Using the data below, copy each line that includes the word "title".

Entries with figure data:
--- --- ---

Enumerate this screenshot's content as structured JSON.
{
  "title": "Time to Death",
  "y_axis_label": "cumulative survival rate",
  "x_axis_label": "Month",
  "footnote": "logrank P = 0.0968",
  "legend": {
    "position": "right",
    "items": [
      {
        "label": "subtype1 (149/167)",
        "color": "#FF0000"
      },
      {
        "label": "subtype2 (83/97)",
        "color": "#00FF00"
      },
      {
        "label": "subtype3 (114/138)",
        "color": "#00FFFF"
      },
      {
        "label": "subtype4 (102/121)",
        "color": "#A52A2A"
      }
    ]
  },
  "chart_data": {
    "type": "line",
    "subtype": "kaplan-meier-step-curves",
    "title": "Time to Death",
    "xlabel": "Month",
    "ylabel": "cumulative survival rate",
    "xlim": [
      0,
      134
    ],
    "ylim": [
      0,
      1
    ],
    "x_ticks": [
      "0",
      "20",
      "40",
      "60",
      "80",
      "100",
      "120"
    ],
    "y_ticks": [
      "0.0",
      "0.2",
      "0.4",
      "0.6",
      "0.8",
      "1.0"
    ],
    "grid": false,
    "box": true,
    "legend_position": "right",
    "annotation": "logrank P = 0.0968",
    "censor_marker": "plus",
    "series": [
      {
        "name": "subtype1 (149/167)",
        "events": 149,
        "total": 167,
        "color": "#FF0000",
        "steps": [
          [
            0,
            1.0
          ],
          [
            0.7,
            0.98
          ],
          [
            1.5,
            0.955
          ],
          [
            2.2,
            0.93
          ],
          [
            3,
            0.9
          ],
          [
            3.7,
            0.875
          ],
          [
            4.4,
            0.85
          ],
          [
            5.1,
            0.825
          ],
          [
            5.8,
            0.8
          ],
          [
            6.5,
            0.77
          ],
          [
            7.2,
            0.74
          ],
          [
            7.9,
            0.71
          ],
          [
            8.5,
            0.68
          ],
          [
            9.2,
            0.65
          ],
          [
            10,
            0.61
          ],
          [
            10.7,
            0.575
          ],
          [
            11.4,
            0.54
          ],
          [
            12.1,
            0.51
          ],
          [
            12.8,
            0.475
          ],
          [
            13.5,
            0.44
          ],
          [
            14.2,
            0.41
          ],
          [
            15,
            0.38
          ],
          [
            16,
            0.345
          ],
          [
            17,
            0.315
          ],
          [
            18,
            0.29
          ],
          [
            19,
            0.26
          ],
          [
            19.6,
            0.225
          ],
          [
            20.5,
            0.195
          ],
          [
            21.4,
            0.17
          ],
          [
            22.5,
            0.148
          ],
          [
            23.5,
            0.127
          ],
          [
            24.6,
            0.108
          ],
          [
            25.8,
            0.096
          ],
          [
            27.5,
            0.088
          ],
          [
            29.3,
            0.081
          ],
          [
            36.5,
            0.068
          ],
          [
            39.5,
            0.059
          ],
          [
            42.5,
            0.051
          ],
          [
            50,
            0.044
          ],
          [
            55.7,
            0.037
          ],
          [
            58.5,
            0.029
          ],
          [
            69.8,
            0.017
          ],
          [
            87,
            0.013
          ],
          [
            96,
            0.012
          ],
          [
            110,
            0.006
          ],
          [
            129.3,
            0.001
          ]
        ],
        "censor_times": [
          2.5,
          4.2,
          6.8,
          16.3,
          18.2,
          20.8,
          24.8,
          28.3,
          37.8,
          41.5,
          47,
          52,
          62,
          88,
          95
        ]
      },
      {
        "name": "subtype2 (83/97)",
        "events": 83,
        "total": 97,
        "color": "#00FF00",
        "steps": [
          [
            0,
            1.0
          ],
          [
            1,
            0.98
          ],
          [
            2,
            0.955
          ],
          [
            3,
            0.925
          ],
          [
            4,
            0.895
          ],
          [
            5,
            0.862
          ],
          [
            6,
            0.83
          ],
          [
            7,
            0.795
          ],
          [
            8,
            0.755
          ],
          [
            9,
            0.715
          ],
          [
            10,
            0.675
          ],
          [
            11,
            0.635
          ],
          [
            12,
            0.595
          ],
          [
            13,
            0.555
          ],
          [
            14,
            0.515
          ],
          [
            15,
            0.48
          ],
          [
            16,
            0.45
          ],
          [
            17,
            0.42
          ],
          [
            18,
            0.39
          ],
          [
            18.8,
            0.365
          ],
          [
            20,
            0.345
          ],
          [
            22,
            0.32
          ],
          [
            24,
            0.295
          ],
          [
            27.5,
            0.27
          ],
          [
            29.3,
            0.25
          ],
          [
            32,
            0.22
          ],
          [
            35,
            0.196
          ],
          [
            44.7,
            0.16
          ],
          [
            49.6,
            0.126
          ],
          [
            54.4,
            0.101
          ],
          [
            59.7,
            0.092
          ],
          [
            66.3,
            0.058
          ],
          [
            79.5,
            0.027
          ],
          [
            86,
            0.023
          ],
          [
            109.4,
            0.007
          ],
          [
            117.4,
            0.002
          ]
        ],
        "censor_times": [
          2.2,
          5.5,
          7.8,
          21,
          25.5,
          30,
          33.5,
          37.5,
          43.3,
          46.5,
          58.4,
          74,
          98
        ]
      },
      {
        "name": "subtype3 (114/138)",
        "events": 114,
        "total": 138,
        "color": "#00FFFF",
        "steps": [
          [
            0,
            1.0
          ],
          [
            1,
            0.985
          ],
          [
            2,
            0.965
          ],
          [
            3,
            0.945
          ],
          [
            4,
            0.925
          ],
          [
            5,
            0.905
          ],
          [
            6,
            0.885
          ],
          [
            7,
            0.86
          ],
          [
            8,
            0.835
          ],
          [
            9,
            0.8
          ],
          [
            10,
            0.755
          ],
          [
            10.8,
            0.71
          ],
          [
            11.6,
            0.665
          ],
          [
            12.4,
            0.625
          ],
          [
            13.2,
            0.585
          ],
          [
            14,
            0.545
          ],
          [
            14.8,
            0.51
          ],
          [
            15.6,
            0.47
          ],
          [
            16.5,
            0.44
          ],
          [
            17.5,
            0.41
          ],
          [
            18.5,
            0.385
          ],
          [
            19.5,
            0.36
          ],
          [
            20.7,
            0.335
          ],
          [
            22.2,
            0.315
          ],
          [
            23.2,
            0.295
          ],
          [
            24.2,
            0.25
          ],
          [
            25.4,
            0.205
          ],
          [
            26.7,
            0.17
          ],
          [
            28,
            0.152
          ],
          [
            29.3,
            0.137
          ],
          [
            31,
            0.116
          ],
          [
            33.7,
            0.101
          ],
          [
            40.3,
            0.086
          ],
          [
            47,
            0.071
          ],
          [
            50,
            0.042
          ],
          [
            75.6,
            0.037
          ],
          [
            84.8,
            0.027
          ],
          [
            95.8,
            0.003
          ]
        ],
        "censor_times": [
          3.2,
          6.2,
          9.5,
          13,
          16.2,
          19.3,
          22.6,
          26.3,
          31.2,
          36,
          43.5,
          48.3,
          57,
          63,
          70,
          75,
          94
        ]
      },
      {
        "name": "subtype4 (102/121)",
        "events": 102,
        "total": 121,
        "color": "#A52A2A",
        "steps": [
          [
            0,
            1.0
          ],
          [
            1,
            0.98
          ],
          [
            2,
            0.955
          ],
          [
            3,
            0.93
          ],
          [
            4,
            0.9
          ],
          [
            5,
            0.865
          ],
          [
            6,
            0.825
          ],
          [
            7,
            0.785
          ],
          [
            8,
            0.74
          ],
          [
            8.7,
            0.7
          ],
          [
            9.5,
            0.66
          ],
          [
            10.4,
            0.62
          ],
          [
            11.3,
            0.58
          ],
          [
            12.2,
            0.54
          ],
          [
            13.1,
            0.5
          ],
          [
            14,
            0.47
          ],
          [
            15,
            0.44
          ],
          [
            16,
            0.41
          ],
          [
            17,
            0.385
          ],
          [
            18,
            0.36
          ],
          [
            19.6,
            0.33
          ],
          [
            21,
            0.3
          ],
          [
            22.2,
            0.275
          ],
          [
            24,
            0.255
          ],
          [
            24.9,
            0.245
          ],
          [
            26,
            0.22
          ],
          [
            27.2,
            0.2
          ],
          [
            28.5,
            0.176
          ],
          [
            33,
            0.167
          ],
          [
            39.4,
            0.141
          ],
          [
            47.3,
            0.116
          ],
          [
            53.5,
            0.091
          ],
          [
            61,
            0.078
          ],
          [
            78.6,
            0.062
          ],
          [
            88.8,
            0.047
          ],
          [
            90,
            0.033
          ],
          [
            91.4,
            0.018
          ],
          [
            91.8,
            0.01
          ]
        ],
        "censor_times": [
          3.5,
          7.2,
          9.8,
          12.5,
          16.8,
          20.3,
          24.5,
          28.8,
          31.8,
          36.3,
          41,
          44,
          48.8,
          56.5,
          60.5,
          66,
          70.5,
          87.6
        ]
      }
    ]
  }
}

--- --- ---

## Solution to this problem
  "title": "Time to Death",
    "title": "Time to Death",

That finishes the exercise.